What is the difference between software and hardware failures in a reliability context?

Reliability engineers have traditionally focused more on hardware than software. There are many reasons for this; one reason is that traditionally safety systems have been based on analog electronics, and although digitial controls and PLC’s have been introduced throughout the 1990’s, the actual software involved was in the beginning very simple. Today the situation has really changed, but the focus in reliability has not completely taken this onboard. One of the reasons may be that reliability experts like to calculate probabilities – which they are very good at doing for hardware failures. Hardware failures tend to be random and can be modeled quite well using probabilistic tools. So – what about software? The failure mechanisms are very different – as failures in hardware are related to more or less stochastic effects stemming from load cycling, material defects and ageing, software defects or completely deterministic (we disregard stochastic algorithms here – they are banned from use in safety critical control system anyway).

_YOUR OBJECTIVE_
Condense the paragraph of the text on software and hardware failures that begins "Reliability engineers have traditionally focused" into a short bulleted list that keeps its main facts. The records were taken from a different source than the text.

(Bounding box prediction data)
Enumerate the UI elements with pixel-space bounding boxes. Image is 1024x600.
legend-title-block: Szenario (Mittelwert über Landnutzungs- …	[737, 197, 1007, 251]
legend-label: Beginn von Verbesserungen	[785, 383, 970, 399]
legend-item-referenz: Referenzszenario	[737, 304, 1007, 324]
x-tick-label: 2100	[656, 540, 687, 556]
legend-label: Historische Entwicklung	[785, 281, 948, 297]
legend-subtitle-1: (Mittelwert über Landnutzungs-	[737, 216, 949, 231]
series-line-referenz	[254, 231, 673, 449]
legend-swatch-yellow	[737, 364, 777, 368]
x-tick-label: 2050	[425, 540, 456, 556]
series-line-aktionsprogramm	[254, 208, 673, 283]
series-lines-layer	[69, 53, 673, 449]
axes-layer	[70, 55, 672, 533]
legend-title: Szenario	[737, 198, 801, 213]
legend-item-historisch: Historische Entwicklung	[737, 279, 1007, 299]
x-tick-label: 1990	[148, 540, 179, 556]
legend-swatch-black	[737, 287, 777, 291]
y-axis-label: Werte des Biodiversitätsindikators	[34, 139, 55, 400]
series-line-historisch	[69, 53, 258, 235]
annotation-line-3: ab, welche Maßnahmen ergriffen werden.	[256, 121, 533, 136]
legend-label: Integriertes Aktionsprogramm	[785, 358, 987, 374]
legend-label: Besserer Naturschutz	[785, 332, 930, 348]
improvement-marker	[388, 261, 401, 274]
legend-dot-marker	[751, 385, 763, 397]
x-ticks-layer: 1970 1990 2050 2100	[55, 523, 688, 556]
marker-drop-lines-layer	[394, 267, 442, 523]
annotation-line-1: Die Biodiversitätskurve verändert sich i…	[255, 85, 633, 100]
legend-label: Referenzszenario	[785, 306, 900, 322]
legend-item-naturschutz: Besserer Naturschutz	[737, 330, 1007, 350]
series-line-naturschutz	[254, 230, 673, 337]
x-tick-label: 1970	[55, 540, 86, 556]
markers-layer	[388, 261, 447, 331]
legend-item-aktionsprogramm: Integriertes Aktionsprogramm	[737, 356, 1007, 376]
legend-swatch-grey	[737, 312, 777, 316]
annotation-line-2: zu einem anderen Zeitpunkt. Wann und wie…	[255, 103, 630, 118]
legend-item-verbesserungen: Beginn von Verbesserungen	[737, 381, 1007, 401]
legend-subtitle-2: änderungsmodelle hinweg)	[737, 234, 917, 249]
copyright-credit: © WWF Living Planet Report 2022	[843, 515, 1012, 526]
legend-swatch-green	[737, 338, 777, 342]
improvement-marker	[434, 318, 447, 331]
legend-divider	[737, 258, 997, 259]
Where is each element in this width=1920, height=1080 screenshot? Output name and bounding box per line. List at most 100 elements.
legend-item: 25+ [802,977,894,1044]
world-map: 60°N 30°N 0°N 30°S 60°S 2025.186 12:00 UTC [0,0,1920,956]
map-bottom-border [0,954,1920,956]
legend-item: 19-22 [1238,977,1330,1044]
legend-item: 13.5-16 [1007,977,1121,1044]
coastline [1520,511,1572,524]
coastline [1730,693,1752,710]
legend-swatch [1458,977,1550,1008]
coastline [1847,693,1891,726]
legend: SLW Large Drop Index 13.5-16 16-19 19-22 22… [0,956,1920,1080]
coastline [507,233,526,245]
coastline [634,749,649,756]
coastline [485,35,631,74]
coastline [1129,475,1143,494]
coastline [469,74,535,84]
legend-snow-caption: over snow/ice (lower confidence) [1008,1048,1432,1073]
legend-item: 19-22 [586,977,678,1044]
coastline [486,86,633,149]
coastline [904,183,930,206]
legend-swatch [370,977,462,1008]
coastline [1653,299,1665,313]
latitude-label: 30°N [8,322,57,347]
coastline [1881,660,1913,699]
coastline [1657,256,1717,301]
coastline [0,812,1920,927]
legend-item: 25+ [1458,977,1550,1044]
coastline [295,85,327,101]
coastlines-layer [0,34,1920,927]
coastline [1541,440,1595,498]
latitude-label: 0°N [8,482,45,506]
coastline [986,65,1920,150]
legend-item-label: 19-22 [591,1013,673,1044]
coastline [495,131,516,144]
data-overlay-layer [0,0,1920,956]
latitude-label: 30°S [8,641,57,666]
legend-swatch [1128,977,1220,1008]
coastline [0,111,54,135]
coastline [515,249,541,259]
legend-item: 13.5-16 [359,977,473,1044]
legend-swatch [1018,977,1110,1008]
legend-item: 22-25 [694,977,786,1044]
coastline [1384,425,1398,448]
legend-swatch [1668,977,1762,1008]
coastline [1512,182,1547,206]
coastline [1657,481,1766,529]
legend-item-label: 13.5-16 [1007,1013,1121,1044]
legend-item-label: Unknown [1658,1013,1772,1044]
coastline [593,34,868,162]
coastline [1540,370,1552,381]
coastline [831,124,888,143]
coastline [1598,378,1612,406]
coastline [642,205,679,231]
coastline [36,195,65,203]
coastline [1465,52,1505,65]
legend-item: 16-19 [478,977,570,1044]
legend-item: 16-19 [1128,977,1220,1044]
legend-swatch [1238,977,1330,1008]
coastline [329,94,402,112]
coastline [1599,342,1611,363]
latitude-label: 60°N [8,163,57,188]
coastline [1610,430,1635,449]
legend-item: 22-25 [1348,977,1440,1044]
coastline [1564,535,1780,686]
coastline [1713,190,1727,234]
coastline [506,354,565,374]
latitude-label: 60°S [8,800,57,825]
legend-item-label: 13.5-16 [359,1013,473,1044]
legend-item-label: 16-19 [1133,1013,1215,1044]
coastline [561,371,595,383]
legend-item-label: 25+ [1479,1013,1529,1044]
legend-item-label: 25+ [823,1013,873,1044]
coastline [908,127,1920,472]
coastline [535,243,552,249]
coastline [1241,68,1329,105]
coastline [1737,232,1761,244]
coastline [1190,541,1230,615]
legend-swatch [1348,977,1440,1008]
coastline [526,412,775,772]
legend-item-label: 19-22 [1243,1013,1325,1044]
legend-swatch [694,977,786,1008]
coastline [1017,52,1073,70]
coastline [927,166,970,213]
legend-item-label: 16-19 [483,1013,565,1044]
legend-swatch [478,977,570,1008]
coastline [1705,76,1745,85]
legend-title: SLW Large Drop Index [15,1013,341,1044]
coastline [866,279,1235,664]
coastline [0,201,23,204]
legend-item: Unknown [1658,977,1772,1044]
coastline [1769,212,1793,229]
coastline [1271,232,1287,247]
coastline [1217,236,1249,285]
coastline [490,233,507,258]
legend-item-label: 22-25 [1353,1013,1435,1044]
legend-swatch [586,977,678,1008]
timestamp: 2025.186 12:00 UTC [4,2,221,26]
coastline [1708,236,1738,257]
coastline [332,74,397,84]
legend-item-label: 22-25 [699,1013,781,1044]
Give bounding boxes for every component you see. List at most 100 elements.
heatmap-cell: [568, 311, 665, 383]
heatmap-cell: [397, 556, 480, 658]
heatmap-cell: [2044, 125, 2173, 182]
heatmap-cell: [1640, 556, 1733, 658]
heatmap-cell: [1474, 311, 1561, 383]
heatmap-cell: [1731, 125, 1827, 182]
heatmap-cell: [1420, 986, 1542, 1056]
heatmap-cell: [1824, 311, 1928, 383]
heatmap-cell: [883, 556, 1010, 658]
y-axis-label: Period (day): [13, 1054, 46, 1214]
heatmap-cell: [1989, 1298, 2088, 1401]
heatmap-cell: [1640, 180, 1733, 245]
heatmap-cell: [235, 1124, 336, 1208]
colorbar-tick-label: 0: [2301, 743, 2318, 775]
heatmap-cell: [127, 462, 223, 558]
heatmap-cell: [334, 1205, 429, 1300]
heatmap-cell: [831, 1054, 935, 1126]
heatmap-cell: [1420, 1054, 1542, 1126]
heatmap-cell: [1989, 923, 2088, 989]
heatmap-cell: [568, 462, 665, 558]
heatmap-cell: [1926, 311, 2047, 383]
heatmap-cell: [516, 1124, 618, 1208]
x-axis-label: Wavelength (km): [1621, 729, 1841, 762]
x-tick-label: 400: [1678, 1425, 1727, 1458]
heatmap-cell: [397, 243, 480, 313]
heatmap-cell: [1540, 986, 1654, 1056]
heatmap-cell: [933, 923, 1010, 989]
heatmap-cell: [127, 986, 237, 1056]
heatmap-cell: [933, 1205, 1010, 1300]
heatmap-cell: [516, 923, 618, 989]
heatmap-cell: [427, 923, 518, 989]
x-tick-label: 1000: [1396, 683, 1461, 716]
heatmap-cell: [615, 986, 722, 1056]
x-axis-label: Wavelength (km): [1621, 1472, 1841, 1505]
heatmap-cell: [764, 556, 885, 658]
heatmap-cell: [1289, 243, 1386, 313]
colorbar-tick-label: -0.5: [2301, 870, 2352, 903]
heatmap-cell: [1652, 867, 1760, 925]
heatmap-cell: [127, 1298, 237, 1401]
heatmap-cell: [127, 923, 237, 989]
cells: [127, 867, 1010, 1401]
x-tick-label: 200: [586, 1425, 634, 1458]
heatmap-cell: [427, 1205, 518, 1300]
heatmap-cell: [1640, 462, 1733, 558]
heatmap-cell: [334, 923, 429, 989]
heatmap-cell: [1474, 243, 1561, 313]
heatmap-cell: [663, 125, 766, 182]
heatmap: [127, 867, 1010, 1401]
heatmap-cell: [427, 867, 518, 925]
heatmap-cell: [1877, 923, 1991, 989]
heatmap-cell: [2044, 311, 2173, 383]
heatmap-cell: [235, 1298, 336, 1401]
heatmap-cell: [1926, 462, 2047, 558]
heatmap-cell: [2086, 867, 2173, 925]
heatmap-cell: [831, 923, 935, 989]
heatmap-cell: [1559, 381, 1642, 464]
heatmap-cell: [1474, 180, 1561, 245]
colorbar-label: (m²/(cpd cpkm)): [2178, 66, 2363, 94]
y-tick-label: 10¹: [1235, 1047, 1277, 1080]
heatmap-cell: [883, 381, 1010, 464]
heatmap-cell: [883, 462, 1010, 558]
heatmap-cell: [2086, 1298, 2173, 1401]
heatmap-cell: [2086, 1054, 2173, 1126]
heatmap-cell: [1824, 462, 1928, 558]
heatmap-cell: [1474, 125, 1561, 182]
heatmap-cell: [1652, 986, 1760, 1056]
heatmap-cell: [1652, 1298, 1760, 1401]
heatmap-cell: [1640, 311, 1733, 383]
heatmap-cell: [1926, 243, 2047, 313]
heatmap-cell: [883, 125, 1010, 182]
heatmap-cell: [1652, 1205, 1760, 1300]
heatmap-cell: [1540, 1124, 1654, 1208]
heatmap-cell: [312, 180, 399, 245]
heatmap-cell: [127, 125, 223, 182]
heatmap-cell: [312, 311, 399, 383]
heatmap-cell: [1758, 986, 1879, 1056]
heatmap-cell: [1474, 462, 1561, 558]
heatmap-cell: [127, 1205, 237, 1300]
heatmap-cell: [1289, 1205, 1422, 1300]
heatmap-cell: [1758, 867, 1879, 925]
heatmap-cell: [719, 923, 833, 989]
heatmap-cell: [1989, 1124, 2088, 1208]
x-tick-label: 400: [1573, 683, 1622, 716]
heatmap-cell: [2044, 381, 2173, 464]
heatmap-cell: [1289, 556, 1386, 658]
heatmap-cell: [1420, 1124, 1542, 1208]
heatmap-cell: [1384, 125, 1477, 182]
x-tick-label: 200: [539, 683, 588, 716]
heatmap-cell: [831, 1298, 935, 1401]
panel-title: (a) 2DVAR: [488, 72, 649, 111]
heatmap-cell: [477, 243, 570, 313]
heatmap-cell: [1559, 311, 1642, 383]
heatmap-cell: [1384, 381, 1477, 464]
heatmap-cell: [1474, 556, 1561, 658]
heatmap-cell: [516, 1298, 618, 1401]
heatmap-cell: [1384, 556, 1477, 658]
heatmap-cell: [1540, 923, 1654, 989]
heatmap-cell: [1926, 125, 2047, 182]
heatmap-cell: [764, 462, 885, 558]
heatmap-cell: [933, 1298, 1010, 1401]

_OUTPUT OF THE TASK_
- Reliability engineers have historically focused more on hardware than on software.
- Safety systems were traditionally based on analog electronics. Digital controls and PLCs were introduced during the 1990s, but their software was very simple at first.
- That situation has since changed, but reliability work has not fully adjusted to it.
- One possible reason is that reliability experts like calculating probabilities, which works well for hardware failures.
- Hardware failures tend to be random and stem from load cycling, material defects and aging. Probabilistic tools model them well.
- Software failure mechanisms are very different because software defects are completely deterministic. Stochastic algorithms are set aside, since they are banned in safety-critical control systems.